───── DONNÉES ENREGISTRÉES

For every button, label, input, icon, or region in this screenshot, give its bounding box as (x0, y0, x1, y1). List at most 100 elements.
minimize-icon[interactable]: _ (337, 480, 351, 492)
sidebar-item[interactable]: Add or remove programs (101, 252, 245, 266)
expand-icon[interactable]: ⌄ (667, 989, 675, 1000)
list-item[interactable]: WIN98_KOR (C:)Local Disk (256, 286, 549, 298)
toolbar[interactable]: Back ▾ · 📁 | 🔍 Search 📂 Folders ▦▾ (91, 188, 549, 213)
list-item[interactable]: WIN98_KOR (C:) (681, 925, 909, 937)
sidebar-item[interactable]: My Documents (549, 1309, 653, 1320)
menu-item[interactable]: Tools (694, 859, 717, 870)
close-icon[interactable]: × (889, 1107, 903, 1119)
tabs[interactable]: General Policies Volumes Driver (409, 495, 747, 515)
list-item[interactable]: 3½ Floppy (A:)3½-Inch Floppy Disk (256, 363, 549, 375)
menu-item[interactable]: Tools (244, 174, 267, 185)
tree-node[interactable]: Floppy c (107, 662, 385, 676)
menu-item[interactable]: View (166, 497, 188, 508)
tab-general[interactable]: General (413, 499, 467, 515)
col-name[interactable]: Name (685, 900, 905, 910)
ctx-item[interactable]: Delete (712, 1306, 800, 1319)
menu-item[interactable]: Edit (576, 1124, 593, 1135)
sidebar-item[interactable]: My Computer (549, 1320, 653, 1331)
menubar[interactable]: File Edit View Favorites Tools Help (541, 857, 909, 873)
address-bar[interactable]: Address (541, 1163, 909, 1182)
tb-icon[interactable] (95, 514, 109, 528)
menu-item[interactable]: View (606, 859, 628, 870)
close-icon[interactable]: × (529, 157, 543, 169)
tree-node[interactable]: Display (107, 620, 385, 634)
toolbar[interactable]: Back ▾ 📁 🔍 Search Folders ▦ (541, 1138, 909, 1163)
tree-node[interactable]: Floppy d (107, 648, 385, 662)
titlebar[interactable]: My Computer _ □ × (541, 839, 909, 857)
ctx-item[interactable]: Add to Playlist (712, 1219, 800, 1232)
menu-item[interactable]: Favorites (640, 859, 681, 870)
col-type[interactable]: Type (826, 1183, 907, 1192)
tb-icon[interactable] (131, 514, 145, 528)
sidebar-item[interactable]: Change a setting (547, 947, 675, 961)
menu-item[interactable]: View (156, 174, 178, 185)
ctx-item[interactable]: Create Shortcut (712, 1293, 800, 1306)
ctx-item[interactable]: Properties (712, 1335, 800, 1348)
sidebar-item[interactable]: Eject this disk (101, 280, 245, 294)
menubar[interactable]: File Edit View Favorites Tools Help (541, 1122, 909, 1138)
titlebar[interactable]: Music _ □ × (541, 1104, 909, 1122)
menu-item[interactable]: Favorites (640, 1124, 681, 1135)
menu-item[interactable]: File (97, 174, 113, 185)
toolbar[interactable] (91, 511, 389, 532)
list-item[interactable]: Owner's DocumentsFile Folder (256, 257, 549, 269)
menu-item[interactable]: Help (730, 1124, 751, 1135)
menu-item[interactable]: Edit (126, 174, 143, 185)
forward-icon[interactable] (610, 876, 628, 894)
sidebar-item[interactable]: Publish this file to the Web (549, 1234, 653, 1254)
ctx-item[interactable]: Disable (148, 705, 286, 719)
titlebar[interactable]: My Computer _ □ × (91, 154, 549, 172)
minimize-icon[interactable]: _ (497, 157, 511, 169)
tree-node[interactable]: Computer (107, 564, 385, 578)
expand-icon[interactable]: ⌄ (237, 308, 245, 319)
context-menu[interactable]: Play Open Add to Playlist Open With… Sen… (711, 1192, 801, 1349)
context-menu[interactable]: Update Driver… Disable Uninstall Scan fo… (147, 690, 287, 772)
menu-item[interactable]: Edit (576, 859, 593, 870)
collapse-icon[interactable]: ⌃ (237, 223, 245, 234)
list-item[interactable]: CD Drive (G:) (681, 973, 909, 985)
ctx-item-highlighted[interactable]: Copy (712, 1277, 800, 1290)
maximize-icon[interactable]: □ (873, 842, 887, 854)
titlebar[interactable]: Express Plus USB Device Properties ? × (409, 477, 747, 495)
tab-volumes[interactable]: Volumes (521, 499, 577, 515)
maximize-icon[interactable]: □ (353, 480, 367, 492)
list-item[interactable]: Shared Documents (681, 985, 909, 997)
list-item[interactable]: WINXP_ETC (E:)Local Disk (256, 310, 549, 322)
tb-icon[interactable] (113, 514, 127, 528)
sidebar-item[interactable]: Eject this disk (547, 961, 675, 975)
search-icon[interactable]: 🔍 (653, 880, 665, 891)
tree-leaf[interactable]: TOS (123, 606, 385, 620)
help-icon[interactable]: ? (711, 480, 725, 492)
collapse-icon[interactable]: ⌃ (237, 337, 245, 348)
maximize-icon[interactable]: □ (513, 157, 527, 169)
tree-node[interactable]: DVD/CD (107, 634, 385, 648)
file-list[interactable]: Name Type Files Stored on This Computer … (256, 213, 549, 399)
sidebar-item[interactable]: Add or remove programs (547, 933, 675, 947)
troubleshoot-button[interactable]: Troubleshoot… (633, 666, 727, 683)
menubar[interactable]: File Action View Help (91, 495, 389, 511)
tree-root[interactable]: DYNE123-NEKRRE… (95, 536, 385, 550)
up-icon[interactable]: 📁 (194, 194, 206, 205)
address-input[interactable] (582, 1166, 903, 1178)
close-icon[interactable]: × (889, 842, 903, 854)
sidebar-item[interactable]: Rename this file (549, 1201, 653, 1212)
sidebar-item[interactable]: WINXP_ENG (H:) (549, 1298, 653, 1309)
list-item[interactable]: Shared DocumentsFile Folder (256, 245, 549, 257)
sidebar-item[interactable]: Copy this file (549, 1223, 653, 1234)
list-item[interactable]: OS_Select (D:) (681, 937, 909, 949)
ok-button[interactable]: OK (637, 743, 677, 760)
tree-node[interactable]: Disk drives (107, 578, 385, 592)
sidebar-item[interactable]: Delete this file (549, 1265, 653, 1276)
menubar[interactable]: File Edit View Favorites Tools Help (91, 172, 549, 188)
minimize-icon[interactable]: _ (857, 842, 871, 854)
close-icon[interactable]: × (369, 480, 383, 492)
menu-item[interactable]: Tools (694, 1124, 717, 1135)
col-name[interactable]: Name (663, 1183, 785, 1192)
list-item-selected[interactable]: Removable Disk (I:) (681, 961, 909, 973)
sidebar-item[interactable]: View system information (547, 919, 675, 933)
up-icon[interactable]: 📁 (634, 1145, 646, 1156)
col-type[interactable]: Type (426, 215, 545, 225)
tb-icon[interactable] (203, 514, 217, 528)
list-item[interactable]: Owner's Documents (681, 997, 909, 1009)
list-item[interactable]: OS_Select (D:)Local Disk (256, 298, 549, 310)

──────────

## CONSIGNE
Transcrivez les lignes de tous les enregistrements ci-dessus dans une liste JSON de chaînes, à raison d'une chaîne par ligne, sans les lignes vides.

## RÉPONSE PROPOSÉE
[
  "For every button, label, input, icon, or region in this screenshot, give its bounding box as (x0, y0, x1, y1). List at most 100 elements.",
  "minimize-icon[interactable]: _ (337, 480, 351, 492)",
  "sidebar-item[interactable]: Add or remove programs (101, 252, 245, 266)",
  "expand-icon[interactable]: ⌄ (667, 989, 675, 1000)",
  "list-item[interactable]: WIN98_KOR (C:)Local Disk (256, 286, 549, 298)",
  "toolbar[interactable]: Back ▾ · 📁 | 🔍 Search 📂 Folders ▦▾ (91, 188, 549, 213)",
  "list-item[interactable]: WIN98_KOR (C:) (681, 925, 909, 937)",
  "sidebar-item[interactable]: My Documents (549, 1309, 653, 1320)",
  "menu-item[interactable]: Tools (694, 859, 717, 870)",
  "close-icon[interactable]: × (889, 1107, 903, 1119)",
  "tabs[interactable]: General Policies Volumes Driver (409, 495, 747, 515)",
  "list-item[interactable]: 3½ Floppy (A:)3½-Inch Floppy Disk (256, 363, 549, 375)",
  "menu-item[interactable]: Tools (244, 174, 267, 185)",
  "tree-node[interactable]: Floppy c (107, 662, 385, 676)",
  "menu-item[interactable]: View (166, 497, 188, 508)",
  "tab-general[interactable]: General (413, 499, 467, 515)",
  "col-name[interactable]: Name (685, 900, 905, 910)",
  "ctx-item[interactable]: Delete (712, 1306, 800, 1319)",
  "menu-item[interactable]: Edit (576, 1124, 593, 1135)",
  "sidebar-item[interactable]: My Computer (549, 1320, 653, 1331)",
  "menubar[interactable]: File Edit View Favorites Tools Help (541, 857, 909, 873)",
  "address-bar[interactable]: Address (541, 1163, 909, 1182)",
  "tb-icon[interactable] (95, 514, 109, 528)",
  "menu-item[interactable]: View (606, 859, 628, 870)",
  "close-icon[interactable]: × (529, 157, 543, 169)",
  "tree-node[interactable]: Display (107, 620, 385, 634)",
  "toolbar[interactable]: Back ▾ 📁 🔍 Search Folders ▦ (541, 1138, 909, 1163)",
  "tree-node[interactable]: Floppy d (107, 648, 385, 662)",
  "titlebar[interactable]: My Computer _ □ × (541, 839, 909, 857)",
  "ctx-item[interactable]: Add to Playlist (712, 1219, 800, 1232)",
  "menu-item[interactable]: Favorites (640, 859, 681, 870)",
  "col-type[interactable]: Type (826, 1183, 907, 1192)",
  "tb-icon[interactable] (131, 514, 145, 528)",
  "sidebar-item[interactable]: Change a setting (547, 947, 675, 961)",
  "menu-item[interactable]: View (156, 174, 178, 185)",
  "ctx-item[interactable]: Create Shortcut (712, 1293, 800, 1306)",
  "ctx-item[interactable]: Properties (712, 1335, 800, 1348)",
  "sidebar-item[interactable]: Eject this disk (101, 280, 245, 294)",
  "menubar[interactable]: File Edit View Favorites Tools Help (541, 1122, 909, 1138)",
  "titlebar[interactable]: Music _ □ × (541, 1104, 909, 1122)",
  "menu-item[interactable]: Favorites (640, 1124, 681, 1135)",
  "menu-item[interactable]: File (97, 174, 113, 185)",
  "toolbar[interactable] (91, 511, 389, 532)",
  "list-item[interactable]: Owner's DocumentsFile Folder (256, 257, 549, 269)",
  "menu-item[interactable]: Help (730, 1124, 751, 1135)",
  "menu-item[interactable]: Edit (126, 174, 143, 185)",
  "forward-icon[interactable] (610, 876, 628, 894)",
  "sidebar-item[interactable]: Publish this file to the Web (549, 1234, 653, 1254)",
  "ctx-item[interactable]: Disable (148, 705, 286, 719)",
  "titlebar[interactable]: My Computer _ □ × (91, 154, 549, 172)",
  "minimize-icon[interactable]: _ (497, 157, 511, 169)",
  "tree-node[interactable]: Computer (107, 564, 385, 578)",
  "expand-icon[interactable]: ⌄ (237, 308, 245, 319)",
  "context-menu[interactable]: Play Open Add to Playlist Open With… Sen… (711, 1192, 801, 1349)",
  "context-menu[interactable]: Update Driver… Disable Uninstall Scan fo… (147, 690, 287, 772)",
  "menu-item[interactable]: Edit (576, 859, 593, 870)",
  "collapse-icon[interactable]: ⌃ (237, 223, 245, 234)",
  "list-item[interactable]: CD Drive (G:) (681, 973, 909, 985)",
  "ctx-item-highlighted[interactable]: Copy (712, 1277, 800, 1290)",
  "maximize-icon[interactable]: □ (873, 842, 887, 854)",
  "titlebar[interactable]: Express Plus USB Device Properties ? × (409, 477, 747, 495)",
  "tab-volumes[interactable]: Volumes (521, 499, 577, 515)",
  "maximize-icon[interactable]: □ (353, 480, 367, 492)",
  "list-item[interactable]: Shared Documents (681, 985, 909, 997)",
  "list-item[interactable]: WINXP_ETC (E:)Local Disk (256, 310, 549, 322)",
  "tb-icon[interactable] (113, 514, 127, 528)",
  "sidebar-item[interactable]: Eject this disk (547, 961, 675, 975)",
  "search-icon[interactable]: 🔍 (653, 880, 665, 891)",
  "tree-leaf[interactable]: TOS (123, 606, 385, 620)",
  "help-icon[interactable]: ? (711, 480, 725, 492)",
  "collapse-icon[interactable]: ⌃ (237, 337, 245, 348)",
  "maximize-icon[interactable]: □ (513, 157, 527, 169)",
  "tree-node[interactable]: DVD/CD (107, 634, 385, 648)",
  "file-list[interactable]: Name Type Files Stored on This Computer … (256, 213, 549, 399)",
  "sidebar-item[interactable]: Add or remove programs (547, 933, 675, 947)",
  "troubleshoot-button[interactable]: Troubleshoot… (633, 666, 727, 683)",
  "menubar[interactable]: File Action View Help (91, 495, 389, 511)",
  "tree-root[interactable]: DYNE123-NEKRRE… (95, 536, 385, 550)",
  "up-icon[interactable]: 📁 (194, 194, 206, 205)",
  "address-input[interactable] (582, 1166, 903, 1178)",
  "close-icon[interactable]: × (889, 842, 903, 854)",
  "sidebar-item[interactable]: Rename this file (549, 1201, 653, 1212)",
  "sidebar-item[interactable]: WINXP_ENG (H:) (549, 1298, 653, 1309)",
  "list-item[interactable]: Shared DocumentsFile Folder (256, 245, 549, 257)",
  "sidebar-item[interactable]: Copy this file (549, 1223, 653, 1234)",
  "list-item[interactable]: OS_Select (D:) (681, 937, 909, 949)",
  "ok-button[interactable]: OK (637, 743, 677, 760)",
  "tree-node[interactable]: Disk drives (107, 578, 385, 592)",
  "sidebar-item[interactable]: Delete this file (549, 1265, 653, 1276)",
  "menubar[interactable]: File Edit View Favorites Tools Help (91, 172, 549, 188)",
  "minimize-icon[interactable]: _ (857, 842, 871, 854)",
  "close-icon[interactable]: × (369, 480, 383, 492)",
  "menu-item[interactable]: Tools (694, 1124, 717, 1135)",
  "col-name[interactable]: Name (663, 1183, 785, 1192)",
  "list-item-selected[interactable]: Removable Disk (I:) (681, 961, 909, 973)",
  "sidebar-item[interactable]: View system information (547, 919, 675, 933)",
  "up-icon[interactable]: 📁 (634, 1145, 646, 1156)",
  "col-type[interactable]: Type (426, 215, 545, 225)",
  "tb-icon[interactable] (203, 514, 217, 528)",
  "list-item[interactable]: Owner's Documents (681, 997, 909, 1009)",
  "list-item[interactable]: OS_Select (D:)Local Disk (256, 298, 549, 310)"
]